■ WRITTEN REQUEST: Return the number of lines that contain the word "JSON", and return nothing else.

■ DATA TO PROCESS:
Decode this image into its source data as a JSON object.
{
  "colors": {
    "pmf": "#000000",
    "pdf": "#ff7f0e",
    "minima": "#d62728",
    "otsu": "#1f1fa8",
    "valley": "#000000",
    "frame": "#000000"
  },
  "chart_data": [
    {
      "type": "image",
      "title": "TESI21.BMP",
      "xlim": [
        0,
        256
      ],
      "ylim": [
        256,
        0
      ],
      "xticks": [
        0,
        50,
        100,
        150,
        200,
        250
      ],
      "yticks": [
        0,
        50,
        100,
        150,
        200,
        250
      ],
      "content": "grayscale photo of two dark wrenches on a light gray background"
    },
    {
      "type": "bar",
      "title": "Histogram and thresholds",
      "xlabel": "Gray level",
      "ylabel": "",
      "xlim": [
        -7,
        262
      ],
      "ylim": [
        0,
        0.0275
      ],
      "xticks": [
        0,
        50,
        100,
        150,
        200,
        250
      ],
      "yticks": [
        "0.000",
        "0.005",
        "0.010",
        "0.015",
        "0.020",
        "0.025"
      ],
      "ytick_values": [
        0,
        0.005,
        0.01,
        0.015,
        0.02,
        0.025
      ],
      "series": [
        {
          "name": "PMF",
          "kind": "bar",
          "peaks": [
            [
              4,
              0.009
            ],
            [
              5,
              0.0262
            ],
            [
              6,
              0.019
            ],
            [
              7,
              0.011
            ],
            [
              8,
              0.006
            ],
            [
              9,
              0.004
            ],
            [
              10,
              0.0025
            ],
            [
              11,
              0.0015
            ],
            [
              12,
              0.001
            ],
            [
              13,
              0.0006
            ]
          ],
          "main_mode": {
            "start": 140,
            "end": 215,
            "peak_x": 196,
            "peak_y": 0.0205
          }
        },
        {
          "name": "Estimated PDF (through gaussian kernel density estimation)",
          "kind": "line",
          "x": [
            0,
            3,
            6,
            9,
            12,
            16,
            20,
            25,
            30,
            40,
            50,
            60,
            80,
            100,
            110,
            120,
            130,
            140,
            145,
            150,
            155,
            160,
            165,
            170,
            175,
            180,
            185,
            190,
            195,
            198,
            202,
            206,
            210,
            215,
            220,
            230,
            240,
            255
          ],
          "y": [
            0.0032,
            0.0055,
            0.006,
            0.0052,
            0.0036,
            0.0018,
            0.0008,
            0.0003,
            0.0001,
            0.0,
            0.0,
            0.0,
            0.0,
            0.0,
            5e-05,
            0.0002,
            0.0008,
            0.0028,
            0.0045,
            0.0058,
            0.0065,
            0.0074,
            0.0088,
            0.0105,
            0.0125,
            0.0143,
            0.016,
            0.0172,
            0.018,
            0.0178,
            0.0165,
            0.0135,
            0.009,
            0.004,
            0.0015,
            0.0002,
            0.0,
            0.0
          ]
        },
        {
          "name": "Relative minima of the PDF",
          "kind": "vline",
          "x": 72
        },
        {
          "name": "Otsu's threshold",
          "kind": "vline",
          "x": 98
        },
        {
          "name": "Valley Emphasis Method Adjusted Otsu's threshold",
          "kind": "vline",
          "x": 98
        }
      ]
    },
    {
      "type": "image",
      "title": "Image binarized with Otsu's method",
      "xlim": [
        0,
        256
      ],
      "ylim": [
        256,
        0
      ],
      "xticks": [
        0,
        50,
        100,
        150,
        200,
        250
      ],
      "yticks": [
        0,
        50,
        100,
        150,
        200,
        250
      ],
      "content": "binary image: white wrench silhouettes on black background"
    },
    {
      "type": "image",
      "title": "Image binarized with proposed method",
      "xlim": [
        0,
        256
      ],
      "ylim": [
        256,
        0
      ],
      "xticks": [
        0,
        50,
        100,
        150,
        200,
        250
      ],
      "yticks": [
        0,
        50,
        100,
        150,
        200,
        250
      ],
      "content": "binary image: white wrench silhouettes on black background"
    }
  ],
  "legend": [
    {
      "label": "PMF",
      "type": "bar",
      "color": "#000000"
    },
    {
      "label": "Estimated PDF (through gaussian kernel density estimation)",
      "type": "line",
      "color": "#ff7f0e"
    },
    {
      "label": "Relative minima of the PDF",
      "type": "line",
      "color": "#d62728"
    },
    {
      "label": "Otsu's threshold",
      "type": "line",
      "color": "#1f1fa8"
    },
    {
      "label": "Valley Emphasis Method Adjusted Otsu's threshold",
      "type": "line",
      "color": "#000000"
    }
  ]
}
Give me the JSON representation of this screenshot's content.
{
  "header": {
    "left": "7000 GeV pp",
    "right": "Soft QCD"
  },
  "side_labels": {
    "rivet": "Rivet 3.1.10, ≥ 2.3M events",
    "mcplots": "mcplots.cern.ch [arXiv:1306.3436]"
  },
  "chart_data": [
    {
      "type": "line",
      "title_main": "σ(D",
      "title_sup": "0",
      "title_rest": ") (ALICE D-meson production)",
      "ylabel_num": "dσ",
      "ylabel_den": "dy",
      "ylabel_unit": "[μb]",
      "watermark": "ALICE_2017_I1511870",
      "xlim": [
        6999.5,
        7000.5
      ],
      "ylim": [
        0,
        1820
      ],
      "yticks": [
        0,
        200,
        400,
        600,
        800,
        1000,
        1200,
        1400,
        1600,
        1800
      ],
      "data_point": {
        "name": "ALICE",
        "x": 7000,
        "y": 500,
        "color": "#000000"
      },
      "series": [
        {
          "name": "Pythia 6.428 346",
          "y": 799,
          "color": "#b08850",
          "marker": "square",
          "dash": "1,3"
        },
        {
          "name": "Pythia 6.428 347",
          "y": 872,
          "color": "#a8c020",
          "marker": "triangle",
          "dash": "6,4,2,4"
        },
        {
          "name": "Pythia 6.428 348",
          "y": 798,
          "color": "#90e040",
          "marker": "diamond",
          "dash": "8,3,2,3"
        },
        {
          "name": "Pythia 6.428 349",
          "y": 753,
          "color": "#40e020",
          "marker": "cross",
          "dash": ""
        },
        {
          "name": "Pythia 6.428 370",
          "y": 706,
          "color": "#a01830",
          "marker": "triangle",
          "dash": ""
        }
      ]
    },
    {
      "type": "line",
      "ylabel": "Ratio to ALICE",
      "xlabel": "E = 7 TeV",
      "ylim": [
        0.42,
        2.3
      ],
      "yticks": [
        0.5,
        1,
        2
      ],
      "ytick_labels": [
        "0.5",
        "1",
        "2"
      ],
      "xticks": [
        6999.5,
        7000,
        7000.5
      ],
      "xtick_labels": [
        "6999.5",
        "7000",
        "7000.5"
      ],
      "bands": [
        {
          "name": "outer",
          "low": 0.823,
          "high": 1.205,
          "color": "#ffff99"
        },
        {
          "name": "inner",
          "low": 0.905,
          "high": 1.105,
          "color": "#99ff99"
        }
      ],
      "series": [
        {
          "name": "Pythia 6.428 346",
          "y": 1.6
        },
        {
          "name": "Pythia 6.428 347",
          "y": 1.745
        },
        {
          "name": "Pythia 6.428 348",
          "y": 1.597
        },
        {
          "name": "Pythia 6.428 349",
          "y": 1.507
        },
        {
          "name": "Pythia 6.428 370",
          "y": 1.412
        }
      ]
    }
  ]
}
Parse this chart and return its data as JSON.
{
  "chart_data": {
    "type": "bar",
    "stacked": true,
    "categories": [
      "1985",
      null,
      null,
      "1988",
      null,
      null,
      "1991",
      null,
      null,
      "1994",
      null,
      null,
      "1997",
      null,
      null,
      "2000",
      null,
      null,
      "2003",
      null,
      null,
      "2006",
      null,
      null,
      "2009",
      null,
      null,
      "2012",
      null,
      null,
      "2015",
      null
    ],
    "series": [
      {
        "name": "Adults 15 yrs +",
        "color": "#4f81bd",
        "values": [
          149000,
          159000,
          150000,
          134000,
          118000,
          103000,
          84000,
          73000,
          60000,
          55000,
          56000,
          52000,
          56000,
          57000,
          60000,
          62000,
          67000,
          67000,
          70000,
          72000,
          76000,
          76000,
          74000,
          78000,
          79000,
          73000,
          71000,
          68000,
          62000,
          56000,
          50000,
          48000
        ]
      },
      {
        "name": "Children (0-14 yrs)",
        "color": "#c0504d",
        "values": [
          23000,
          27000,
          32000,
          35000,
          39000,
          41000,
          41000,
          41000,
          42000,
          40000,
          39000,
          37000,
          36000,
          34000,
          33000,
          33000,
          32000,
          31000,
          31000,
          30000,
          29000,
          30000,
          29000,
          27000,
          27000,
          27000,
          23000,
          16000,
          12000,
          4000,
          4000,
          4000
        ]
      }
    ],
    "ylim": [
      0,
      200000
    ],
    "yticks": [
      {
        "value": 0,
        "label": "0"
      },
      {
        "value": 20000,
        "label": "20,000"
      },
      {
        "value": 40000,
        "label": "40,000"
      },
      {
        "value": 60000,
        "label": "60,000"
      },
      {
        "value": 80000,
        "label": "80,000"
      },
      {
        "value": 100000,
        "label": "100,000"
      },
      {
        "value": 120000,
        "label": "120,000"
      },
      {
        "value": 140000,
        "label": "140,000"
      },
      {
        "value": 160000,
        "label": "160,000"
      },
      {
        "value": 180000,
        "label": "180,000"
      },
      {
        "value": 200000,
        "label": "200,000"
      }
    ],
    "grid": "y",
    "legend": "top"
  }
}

■ EXERCISE RESPONSE: 3